Excerpts from a figure dataset:
______
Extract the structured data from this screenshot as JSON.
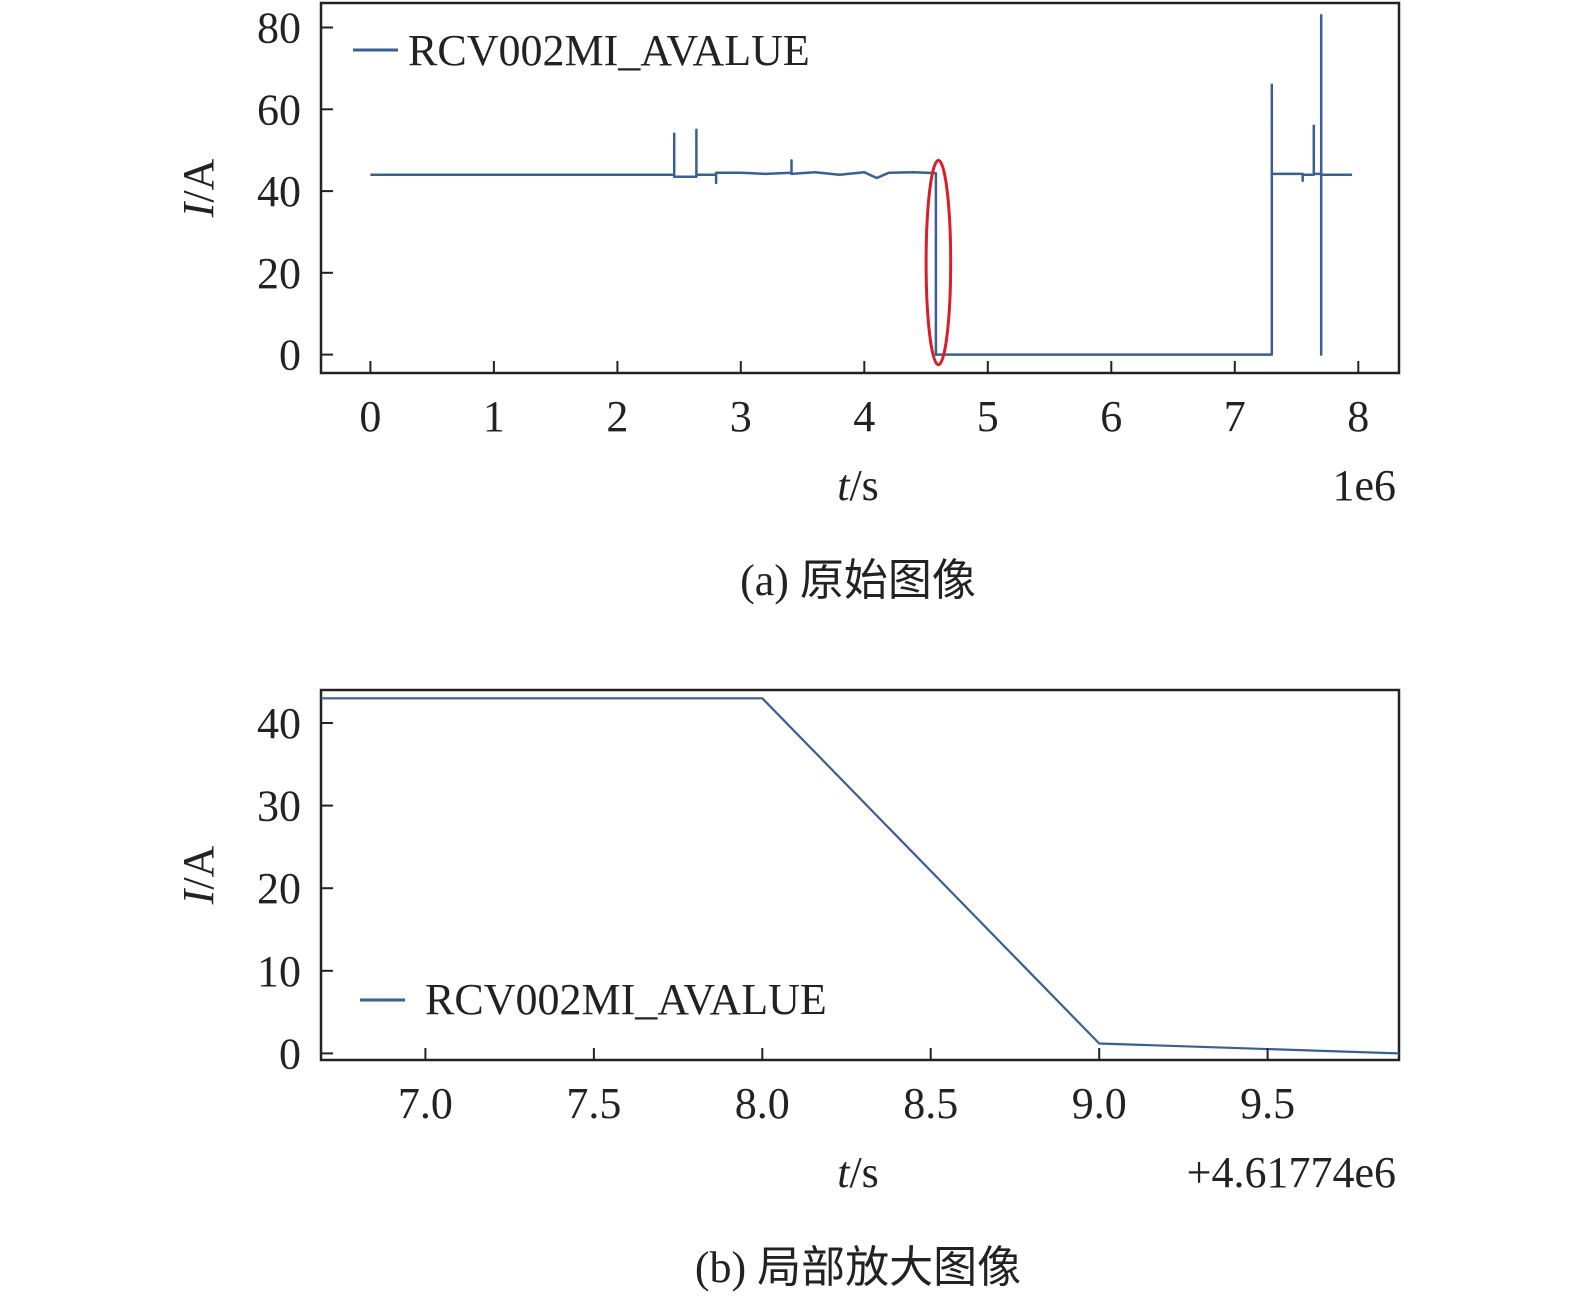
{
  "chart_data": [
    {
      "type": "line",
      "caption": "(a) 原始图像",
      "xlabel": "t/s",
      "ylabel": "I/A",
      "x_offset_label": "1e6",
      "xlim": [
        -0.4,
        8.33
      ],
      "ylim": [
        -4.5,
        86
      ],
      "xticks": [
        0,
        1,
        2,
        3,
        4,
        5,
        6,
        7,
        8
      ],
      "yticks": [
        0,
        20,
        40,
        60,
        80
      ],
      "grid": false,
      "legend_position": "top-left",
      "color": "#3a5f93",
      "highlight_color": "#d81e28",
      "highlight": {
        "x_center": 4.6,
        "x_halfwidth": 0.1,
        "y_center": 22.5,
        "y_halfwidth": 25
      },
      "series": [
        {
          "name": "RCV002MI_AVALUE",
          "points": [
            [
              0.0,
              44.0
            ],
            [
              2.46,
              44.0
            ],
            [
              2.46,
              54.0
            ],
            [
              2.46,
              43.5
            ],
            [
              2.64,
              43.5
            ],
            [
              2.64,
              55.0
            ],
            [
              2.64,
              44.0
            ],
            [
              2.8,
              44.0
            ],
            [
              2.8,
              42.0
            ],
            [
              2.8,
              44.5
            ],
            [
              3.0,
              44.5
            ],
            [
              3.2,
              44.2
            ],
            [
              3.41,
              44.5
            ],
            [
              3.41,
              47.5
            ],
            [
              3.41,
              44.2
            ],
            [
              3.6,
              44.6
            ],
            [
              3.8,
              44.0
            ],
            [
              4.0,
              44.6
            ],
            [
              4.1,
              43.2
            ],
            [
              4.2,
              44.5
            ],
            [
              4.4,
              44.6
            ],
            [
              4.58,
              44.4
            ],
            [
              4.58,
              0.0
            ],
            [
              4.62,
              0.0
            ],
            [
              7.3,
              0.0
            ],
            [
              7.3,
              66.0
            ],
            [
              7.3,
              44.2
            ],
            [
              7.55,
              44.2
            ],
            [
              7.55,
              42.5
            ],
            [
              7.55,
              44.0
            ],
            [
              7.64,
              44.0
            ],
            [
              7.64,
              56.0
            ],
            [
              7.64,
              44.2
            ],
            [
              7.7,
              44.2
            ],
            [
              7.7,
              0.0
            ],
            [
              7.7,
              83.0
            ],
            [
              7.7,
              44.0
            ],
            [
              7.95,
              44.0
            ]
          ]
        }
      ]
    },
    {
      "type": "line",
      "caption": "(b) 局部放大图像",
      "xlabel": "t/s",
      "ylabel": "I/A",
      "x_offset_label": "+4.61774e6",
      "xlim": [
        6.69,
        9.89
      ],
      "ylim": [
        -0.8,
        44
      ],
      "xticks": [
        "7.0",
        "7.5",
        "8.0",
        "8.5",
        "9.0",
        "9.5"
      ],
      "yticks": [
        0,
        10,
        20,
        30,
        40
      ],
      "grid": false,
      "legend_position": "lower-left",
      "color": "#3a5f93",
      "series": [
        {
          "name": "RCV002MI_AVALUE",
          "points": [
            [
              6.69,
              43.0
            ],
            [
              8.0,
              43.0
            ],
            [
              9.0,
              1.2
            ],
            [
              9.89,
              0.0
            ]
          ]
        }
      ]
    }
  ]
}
______
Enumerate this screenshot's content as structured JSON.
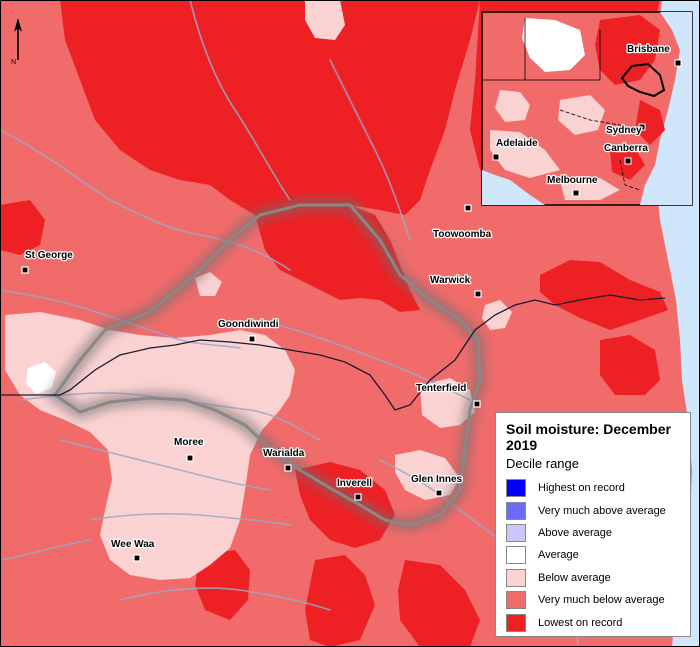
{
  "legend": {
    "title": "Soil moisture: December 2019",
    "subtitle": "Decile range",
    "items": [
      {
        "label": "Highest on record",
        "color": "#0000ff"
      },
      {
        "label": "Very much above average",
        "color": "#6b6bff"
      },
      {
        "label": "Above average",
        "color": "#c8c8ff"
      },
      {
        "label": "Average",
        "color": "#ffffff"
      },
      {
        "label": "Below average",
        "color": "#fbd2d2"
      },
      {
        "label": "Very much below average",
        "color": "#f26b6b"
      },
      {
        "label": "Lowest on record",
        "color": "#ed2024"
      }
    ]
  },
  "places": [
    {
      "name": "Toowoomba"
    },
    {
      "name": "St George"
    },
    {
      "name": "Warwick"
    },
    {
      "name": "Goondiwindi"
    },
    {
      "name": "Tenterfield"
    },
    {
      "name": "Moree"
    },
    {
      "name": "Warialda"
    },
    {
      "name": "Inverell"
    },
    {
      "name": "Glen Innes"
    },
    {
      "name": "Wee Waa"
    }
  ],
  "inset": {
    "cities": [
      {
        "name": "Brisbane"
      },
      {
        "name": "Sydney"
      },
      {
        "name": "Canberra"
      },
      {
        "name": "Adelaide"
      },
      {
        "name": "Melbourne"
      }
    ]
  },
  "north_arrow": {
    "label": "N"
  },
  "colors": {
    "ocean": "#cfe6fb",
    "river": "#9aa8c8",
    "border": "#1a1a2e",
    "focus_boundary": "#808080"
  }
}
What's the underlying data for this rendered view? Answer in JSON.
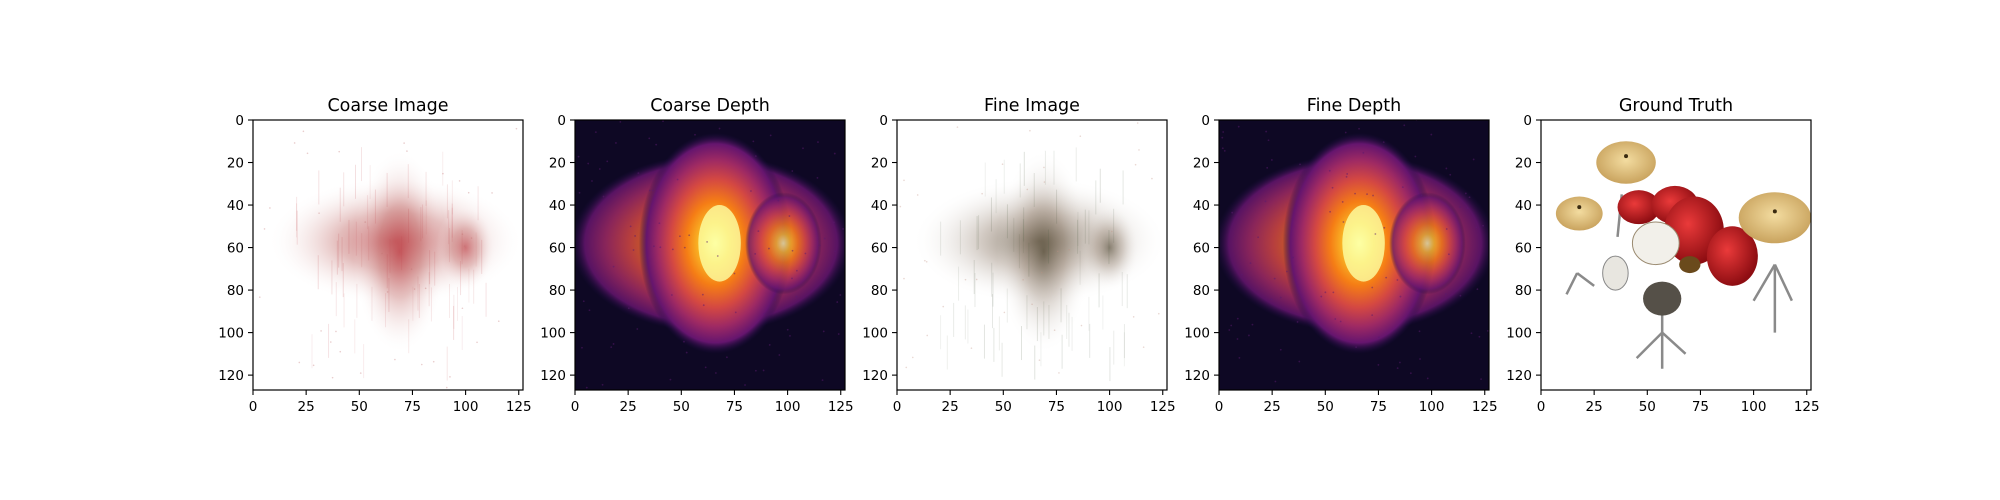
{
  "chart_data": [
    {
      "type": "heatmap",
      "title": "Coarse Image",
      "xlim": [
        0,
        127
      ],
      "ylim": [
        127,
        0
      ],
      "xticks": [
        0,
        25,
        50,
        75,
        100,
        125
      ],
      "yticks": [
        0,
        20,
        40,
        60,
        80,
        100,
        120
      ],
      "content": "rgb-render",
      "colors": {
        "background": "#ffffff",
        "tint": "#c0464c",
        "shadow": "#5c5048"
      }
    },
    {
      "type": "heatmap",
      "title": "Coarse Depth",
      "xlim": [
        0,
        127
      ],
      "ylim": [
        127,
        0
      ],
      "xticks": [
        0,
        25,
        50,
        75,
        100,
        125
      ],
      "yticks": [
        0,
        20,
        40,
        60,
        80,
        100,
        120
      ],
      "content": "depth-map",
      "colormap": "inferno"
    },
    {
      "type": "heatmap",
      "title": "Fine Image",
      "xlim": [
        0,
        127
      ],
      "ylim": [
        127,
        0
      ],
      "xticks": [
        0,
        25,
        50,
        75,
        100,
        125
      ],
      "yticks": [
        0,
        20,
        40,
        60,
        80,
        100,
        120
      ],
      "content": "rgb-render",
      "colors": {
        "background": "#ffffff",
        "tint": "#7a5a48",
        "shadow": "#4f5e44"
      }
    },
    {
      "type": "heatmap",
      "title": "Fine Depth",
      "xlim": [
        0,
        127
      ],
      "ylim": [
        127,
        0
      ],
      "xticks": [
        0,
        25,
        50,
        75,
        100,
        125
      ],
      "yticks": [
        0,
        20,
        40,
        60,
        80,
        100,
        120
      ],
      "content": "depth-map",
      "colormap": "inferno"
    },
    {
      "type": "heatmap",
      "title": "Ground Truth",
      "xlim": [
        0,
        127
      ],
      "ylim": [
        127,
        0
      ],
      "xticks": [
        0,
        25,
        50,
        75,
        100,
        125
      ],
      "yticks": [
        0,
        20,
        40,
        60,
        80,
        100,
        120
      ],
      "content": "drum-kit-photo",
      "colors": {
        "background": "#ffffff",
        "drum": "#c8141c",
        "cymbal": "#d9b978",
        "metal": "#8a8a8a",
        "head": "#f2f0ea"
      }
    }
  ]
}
______
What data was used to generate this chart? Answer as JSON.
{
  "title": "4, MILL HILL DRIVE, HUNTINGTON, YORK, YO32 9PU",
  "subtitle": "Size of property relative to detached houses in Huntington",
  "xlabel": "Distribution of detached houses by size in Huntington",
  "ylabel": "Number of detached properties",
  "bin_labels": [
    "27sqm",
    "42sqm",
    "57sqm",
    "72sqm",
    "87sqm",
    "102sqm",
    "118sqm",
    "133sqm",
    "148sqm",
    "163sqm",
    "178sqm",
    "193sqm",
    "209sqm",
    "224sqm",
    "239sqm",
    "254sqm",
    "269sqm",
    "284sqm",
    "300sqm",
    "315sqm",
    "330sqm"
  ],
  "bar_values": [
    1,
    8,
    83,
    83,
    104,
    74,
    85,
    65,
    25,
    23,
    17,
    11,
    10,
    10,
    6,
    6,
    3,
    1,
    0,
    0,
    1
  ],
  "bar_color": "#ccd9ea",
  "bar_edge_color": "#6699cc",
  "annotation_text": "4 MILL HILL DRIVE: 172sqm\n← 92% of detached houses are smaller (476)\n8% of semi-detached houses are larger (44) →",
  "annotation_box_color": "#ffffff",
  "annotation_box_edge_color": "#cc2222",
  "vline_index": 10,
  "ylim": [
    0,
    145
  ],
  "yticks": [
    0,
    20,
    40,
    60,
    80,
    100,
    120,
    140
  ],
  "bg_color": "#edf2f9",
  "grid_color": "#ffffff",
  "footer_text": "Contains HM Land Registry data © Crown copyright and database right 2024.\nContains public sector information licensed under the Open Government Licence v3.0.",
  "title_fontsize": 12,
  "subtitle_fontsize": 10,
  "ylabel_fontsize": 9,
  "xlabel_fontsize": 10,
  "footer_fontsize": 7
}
______
Look through the entries above and count each line holding "much"; report the count alone.

2